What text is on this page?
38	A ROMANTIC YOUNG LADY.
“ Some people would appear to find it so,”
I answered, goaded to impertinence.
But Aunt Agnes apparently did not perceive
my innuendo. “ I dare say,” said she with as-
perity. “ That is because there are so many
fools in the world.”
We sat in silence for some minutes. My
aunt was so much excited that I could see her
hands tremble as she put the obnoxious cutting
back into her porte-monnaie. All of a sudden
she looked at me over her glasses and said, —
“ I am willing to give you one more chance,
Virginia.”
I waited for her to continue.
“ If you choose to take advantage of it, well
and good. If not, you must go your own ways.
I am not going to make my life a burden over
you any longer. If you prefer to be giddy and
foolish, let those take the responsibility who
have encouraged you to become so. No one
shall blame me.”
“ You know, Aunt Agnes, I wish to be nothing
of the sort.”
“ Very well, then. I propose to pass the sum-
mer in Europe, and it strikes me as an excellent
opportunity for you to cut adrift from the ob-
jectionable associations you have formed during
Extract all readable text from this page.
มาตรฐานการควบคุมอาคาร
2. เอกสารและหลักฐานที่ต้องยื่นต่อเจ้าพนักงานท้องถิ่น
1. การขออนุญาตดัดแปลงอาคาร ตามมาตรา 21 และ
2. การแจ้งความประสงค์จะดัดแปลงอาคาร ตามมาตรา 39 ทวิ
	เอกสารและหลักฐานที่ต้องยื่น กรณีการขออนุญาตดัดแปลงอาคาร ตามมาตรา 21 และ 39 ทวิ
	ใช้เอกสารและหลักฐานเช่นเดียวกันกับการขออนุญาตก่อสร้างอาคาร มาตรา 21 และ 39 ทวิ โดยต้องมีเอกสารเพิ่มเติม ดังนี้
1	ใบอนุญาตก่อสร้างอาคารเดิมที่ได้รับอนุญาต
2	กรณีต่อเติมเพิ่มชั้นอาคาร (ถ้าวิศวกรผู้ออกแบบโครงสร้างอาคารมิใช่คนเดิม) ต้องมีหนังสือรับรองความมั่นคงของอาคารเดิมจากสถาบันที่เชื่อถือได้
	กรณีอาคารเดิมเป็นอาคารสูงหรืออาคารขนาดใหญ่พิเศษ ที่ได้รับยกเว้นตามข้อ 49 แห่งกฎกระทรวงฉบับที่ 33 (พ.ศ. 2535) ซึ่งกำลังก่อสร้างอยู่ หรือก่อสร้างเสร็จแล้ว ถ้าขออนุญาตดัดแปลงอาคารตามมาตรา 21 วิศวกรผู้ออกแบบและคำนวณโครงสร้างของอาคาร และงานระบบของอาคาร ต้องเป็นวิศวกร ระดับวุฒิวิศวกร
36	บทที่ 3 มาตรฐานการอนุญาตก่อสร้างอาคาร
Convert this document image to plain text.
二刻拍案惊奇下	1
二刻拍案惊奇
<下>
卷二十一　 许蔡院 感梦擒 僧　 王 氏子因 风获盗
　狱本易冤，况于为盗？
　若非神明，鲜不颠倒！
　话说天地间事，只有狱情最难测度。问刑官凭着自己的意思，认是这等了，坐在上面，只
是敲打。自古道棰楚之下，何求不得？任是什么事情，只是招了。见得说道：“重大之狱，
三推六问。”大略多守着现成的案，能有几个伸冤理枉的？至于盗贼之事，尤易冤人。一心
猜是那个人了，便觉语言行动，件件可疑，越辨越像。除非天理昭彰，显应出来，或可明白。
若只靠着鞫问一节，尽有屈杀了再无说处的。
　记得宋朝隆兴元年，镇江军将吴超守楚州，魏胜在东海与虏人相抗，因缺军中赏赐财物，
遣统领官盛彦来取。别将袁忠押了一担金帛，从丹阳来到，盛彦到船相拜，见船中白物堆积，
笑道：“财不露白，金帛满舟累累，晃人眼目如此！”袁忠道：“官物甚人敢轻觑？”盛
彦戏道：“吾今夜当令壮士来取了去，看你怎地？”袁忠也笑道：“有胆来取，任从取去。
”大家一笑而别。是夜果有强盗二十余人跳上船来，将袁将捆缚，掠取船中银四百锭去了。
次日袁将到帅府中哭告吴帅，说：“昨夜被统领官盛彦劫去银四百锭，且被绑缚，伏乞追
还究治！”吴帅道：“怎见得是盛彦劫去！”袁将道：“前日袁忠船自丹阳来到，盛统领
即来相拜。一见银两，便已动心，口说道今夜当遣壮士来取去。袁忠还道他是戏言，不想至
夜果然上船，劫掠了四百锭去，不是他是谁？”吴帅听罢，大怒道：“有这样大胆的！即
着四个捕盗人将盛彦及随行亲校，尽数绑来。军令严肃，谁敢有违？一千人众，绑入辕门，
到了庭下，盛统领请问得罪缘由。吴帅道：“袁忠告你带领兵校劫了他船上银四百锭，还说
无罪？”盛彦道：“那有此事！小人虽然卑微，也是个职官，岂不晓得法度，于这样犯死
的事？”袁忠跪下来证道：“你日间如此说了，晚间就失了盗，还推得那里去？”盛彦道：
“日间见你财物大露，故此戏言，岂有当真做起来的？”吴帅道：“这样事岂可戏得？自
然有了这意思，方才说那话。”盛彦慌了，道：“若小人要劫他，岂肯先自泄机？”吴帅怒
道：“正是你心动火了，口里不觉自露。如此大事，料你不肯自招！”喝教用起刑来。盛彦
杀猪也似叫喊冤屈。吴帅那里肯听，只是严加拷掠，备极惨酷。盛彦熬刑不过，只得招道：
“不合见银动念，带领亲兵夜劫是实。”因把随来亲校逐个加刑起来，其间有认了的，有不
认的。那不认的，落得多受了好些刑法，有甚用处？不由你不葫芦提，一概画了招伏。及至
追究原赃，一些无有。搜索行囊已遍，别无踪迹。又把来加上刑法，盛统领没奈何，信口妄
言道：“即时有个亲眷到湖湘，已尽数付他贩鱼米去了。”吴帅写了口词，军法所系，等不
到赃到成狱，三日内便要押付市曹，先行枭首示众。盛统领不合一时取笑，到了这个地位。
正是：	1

-=-=-=-=-

Give back the whole listing, word for word.

What text is on this page?
38	A ROMANTIC YOUNG LADY.
“ Some people would appear to find it so,”
I answered, goaded to impertinence.
But Aunt Agnes apparently did not perceive
my innuendo. “ I dare say,” said she with as-
perity. “ That is because there are so many
fools in the world.”
We sat in silence for some minutes. My
aunt was so much excited that I could see her
hands tremble as she put the obnoxious cutting
back into her porte-monnaie. All of a sudden
she looked at me over her glasses and said, —
“ I am willing to give you one more chance,
Virginia.”
I waited for her to continue.
“ If you choose to take advantage of it, well
and good. If not, you must go your own ways.
I am not going to make my life a burden over
you any longer. If you prefer to be giddy and
foolish, let those take the responsibility who
have encouraged you to become so. No one
shall blame me.”
“ You know, Aunt Agnes, I wish to be nothing
of the sort.”
“ Very well, then. I propose to pass the sum-
mer in Europe, and it strikes me as an excellent
opportunity for you to cut adrift from the ob-
jectionable associations you have formed during
Extract all readable text from this page.
มาตรฐานการควบคุมอาคาร
2. เอกสารและหลักฐานที่ต้องยื่นต่อเจ้าพนักงานท้องถิ่น
1. การขออนุญาตดัดแปลงอาคาร ตามมาตรา 21 และ
2. การแจ้งความประสงค์จะดัดแปลงอาคาร ตามมาตรา 39 ทวิ
	เอกสารและหลักฐานที่ต้องยื่น กรณีการขออนุญาตดัดแปลงอาคาร ตามมาตรา 21 และ 39 ทวิ
	ใช้เอกสารและหลักฐานเช่นเดียวกันกับการขออนุญาตก่อสร้างอาคาร มาตรา 21 และ 39 ทวิ โดยต้องมีเอกสารเพิ่มเติม ดังนี้
1	ใบอนุญาตก่อสร้างอาคารเดิมที่ได้รับอนุญาต
2	กรณีต่อเติมเพิ่มชั้นอาคาร (ถ้าวิศวกรผู้ออกแบบโครงสร้างอาคารมิใช่คนเดิม) ต้องมีหนังสือรับรองความมั่นคงของอาคารเดิมจากสถาบันที่เชื่อถือได้
	กรณีอาคารเดิมเป็นอาคารสูงหรืออาคารขนาดใหญ่พิเศษ ที่ได้รับยกเว้นตามข้อ 49 แห่งกฎกระทรวงฉบับที่ 33 (พ.ศ. 2535) ซึ่งกำลังก่อสร้างอยู่ หรือก่อสร้างเสร็จแล้ว ถ้าขออนุญาตดัดแปลงอาคารตามมาตรา 21 วิศวกรผู้ออกแบบและคำนวณโครงสร้างของอาคาร และงานระบบของอาคาร ต้องเป็นวิศวกร ระดับวุฒิวิศวกร
36	บทที่ 3 มาตรฐานการอนุญาตก่อสร้างอาคาร
Convert this document image to plain text.
二刻拍案惊奇下	1
二刻拍案惊奇
<下>
卷二十一　 许蔡院 感梦擒 僧　 王 氏子因 风获盗
　狱本易冤，况于为盗？
　若非神明，鲜不颠倒！
　话说天地间事，只有狱情最难测度。问刑官凭着自己的意思，认是这等了，坐在上面，只
是敲打。自古道棰楚之下，何求不得？任是什么事情，只是招了。见得说道：“重大之狱，
三推六问。”大略多守着现成的案，能有几个伸冤理枉的？至于盗贼之事，尤易冤人。一心
猜是那个人了，便觉语言行动，件件可疑，越辨越像。除非天理昭彰，显应出来，或可明白。
若只靠着鞫问一节，尽有屈杀了再无说处的。
　记得宋朝隆兴元年，镇江军将吴超守楚州，魏胜在东海与虏人相抗，因缺军中赏赐财物，
遣统领官盛彦来取。别将袁忠押了一担金帛，从丹阳来到，盛彦到船相拜，见船中白物堆积，
笑道：“财不露白，金帛满舟累累，晃人眼目如此！”袁忠道：“官物甚人敢轻觑？”盛
彦戏道：“吾今夜当令壮士来取了去，看你怎地？”袁忠也笑道：“有胆来取，任从取去。
”大家一笑而别。是夜果有强盗二十余人跳上船来，将袁将捆缚，掠取船中银四百锭去了。
次日袁将到帅府中哭告吴帅，说：“昨夜被统领官盛彦劫去银四百锭，且被绑缚，伏乞追
还究治！”吴帅道：“怎见得是盛彦劫去！”袁将道：“前日袁忠船自丹阳来到，盛统领
即来相拜。一见银两，便已动心，口说道今夜当遣壮士来取去。袁忠还道他是戏言，不想至
夜果然上船，劫掠了四百锭去，不是他是谁？”吴帅听罢，大怒道：“有这样大胆的！即
着四个捕盗人将盛彦及随行亲校，尽数绑来。军令严肃，谁敢有违？一千人众，绑入辕门，
到了庭下，盛统领请问得罪缘由。吴帅道：“袁忠告你带领兵校劫了他船上银四百锭，还说
无罪？”盛彦道：“那有此事！小人虽然卑微，也是个职官，岂不晓得法度，于这样犯死
的事？”袁忠跪下来证道：“你日间如此说了，晚间就失了盗，还推得那里去？”盛彦道：
“日间见你财物大露，故此戏言，岂有当真做起来的？”吴帅道：“这样事岂可戏得？自
然有了这意思，方才说那话。”盛彦慌了，道：“若小人要劫他，岂肯先自泄机？”吴帅怒
道：“正是你心动火了，口里不觉自露。如此大事，料你不肯自招！”喝教用起刑来。盛彦
杀猪也似叫喊冤屈。吴帅那里肯听，只是严加拷掠，备极惨酷。盛彦熬刑不过，只得招道：
“不合见银动念，带领亲兵夜劫是实。”因把随来亲校逐个加刑起来，其间有认了的，有不
认的。那不认的，落得多受了好些刑法，有甚用处？不由你不葫芦提，一概画了招伏。及至
追究原赃，一些无有。搜索行囊已遍，别无踪迹。又把来加上刑法，盛统领没奈何，信口妄
言道：“即时有个亲眷到湖湘，已尽数付他贩鱼米去了。”吴帅写了口词，军法所系，等不
到赃到成狱，三日内便要押付市曹，先行枭首示众。盛统领不合一时取笑，到了这个地位。
正是：	1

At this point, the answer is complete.